■ What you will do:
Extract every line where the string "from" appears.

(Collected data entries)

___

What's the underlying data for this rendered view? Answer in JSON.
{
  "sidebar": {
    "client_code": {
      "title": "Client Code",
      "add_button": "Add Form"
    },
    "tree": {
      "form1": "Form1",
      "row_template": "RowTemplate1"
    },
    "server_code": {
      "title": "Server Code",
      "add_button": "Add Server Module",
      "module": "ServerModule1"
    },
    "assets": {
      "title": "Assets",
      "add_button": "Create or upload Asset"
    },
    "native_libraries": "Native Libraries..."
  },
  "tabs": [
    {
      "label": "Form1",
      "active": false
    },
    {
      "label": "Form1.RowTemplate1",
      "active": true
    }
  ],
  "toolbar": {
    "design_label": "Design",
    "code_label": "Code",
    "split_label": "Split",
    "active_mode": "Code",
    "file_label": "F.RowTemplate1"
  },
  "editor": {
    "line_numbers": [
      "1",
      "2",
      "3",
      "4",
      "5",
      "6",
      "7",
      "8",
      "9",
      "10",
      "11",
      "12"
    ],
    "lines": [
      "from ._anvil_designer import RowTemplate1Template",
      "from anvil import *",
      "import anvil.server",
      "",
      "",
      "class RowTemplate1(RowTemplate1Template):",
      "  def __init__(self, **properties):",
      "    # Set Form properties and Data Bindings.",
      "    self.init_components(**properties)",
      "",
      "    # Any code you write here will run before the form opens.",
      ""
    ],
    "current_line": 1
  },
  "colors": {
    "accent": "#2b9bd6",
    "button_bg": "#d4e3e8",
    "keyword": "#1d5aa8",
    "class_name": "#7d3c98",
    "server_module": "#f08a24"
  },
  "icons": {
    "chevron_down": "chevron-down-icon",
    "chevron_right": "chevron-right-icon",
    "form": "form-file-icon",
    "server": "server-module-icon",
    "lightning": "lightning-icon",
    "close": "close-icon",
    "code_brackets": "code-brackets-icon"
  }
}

___

■ Complete output:
      "from ._anvil_designer import RowTemplate1Template",
      "from anvil import *",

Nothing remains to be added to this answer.